Document extract:
..........
The court leaves the compensatory damages untouched. The award arguably is high but does not “exceed any rational appraisal or estimate of the damages that could be based upon the evidence before it.” Gardner, 963 F.Supp.2d at 87. Along with testimony evincing emotional distress, the jury could have considered the economic loss Lovely suffered on account of her unreturned belongings.
The punitive damages award of $125,000, however, will be reduced to $60,000. McCarthy's conduct was, to be sure, reprehensible where the evidence showed he subjected Lovely to unwelcome physical contact and solicited sexually explicit pictures. That said, there was no evidence that Lovely was financially vulnerable, or that McCarthy demanded these favors in exchange for Lovely's continued tenancy, or that his conduct evinced “intentional malice, trickery, or deceit.” Further, an award of $60,000 is more in line with the amount of damages that would be imposed for a violation of the statute.
For these reasons, the court leaves untouched the compensatory damages award of $115,000 but reduces the punitive damages award to $60,000, for a total of $175,000.
3. Mindy Mangini
Mindy Mangini (“Mangini”) stayed at Steps to Solutions for three days in 2009, and then two months in 2013. She testified that McCarthy in 2019 required her to perform oral sex in exchange for the brief time she was there, and in 2013 negotiated an arrangement involving at least one encounter of sexual intercourse each month in lieu of paying rent. Mangini testified that they had sex according to this arrangement multiple times, which caused her emotional distress. She also stated that she relapsed after she left in 2013, although she was abusing substances before she entered the home. Tr.3:37-55. The jury awarded Mangini $300,000 in compensatory damages and $875,000 in punitive damages.
The court leaves the compensatory damages award as it is but will reduce the punitive damages award. Viewing the statutory damages scheme as instructive (but not controlling), and viewing the conduct here as evincing repeated violations of the FHA, McCarthy reasonably was on notice that his conduct could result in penalties of up to $150,000. Given the reprehensibility of his conduct extorting sex on multiple occasions an award double that amount, and equal to the amount of compensatory damages, is justified.
..........
Rows:
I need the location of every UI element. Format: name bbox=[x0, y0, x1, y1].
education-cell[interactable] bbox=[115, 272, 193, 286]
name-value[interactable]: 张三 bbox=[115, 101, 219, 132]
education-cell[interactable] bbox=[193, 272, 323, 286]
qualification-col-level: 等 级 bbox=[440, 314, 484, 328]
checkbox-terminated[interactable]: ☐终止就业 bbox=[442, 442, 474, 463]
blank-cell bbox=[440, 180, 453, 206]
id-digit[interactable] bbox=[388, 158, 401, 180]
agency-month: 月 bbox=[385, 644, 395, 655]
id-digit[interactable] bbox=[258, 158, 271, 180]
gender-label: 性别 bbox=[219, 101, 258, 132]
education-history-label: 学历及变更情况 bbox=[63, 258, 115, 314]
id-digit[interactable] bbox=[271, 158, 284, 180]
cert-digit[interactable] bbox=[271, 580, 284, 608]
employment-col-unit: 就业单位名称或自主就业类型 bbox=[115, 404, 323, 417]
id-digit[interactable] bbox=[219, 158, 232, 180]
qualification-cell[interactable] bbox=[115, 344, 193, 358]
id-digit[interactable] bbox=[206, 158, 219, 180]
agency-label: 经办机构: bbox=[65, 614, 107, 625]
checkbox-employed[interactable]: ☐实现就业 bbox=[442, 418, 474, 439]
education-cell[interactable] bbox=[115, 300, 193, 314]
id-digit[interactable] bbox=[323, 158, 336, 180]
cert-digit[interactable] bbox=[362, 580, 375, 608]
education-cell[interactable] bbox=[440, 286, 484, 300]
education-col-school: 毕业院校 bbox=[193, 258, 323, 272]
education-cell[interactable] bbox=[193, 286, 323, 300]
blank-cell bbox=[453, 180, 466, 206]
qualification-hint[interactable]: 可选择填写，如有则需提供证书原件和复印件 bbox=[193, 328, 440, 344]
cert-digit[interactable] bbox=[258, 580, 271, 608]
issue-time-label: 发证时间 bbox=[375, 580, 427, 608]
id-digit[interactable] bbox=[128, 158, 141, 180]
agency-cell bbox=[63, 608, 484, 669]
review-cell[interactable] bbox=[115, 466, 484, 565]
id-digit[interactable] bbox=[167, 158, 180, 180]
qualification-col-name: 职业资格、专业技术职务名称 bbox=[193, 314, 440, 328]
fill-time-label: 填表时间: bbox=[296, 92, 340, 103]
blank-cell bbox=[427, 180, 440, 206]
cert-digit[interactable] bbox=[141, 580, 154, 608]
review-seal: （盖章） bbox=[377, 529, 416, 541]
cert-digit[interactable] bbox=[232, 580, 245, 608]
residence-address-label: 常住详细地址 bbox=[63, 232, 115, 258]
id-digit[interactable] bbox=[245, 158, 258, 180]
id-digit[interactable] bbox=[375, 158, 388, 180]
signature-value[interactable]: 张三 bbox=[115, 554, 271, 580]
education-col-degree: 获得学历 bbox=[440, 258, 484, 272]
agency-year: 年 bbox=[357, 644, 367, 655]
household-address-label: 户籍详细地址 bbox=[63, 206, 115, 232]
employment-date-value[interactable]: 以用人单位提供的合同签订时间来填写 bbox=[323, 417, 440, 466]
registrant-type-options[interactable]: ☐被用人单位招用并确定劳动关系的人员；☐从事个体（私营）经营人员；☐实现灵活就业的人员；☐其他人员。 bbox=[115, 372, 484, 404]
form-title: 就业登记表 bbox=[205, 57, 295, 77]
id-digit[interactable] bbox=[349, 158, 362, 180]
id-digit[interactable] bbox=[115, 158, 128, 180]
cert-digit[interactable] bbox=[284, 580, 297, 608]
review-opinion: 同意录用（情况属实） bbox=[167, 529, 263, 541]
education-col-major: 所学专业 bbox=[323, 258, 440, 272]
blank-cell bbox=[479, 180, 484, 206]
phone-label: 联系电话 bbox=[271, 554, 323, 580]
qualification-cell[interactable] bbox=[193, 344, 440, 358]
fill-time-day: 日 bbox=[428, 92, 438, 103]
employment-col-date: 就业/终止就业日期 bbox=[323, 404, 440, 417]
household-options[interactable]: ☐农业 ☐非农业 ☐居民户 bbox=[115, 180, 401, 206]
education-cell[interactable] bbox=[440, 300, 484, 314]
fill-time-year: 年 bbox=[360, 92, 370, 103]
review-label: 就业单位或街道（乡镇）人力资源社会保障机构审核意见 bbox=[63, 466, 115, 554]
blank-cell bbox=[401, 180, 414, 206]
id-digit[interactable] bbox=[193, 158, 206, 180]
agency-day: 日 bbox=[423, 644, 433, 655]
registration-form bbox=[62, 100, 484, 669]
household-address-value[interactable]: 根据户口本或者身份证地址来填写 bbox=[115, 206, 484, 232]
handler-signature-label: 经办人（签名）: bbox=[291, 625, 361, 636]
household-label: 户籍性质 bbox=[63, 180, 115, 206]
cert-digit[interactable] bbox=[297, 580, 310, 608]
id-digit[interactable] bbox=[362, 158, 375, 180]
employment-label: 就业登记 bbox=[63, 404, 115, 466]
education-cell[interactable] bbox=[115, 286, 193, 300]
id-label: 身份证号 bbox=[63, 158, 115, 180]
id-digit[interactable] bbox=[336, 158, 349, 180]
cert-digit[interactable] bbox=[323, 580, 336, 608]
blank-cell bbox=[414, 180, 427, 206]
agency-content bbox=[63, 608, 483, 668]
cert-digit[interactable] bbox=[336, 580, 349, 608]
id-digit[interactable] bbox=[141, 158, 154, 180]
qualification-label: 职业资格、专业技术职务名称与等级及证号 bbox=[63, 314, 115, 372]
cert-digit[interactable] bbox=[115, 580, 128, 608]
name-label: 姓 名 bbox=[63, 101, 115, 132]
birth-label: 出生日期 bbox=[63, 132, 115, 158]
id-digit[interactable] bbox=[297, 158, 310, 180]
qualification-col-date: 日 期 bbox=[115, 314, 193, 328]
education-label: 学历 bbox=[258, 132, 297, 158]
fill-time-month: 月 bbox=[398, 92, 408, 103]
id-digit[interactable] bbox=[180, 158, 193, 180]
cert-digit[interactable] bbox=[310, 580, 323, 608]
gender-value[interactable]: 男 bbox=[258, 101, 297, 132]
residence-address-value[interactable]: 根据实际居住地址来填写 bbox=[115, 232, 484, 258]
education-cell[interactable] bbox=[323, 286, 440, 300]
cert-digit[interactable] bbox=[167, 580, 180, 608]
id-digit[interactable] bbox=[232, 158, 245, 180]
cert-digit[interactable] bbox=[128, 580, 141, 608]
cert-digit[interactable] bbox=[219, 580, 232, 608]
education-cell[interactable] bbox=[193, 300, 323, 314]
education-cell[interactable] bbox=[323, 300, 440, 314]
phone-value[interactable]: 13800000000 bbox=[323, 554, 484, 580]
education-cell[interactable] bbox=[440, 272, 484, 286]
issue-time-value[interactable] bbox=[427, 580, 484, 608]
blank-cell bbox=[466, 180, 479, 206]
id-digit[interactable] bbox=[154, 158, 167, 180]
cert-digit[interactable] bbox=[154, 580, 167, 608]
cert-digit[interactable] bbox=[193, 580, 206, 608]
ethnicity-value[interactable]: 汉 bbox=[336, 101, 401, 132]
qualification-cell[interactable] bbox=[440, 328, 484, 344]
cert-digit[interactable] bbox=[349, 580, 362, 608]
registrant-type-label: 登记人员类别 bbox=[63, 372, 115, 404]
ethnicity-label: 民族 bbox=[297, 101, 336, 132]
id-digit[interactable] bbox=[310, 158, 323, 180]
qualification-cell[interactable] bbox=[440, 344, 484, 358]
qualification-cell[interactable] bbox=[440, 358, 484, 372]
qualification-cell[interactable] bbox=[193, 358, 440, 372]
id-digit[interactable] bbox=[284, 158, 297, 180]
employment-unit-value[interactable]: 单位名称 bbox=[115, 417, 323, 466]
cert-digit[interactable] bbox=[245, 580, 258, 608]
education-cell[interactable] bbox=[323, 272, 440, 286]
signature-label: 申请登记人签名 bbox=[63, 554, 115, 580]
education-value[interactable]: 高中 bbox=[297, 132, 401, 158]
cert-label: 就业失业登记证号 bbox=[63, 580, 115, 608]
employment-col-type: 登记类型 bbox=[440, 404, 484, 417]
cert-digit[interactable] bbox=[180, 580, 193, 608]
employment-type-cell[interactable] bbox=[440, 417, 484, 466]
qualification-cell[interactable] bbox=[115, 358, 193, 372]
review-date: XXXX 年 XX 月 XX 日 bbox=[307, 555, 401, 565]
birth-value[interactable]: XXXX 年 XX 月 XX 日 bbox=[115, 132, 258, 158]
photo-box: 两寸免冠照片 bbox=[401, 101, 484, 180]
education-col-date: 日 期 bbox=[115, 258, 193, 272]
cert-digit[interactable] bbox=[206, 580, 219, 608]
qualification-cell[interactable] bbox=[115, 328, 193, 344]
..........
Please rewrite the paragraph of the damages ruling that begins "The punitive damages award of $125,000, however," as a short bulleted list that keeps its main facts. You won't need the entries.

- The $125,000 punitive damages award will be reduced to $60,000.
- McCarthy's conduct was reprehensible: the evidence showed unwelcome physical contact with Lovely and requests for sexually explicit pictures.
- There was no evidence that Lovely was financially vulnerable, that McCarthy tied these demands to her continued tenancy, or that his conduct showed "intentional malice, trickery, or deceit."
- $60,000 is closer to the damages that would be imposed for a violation of the statute.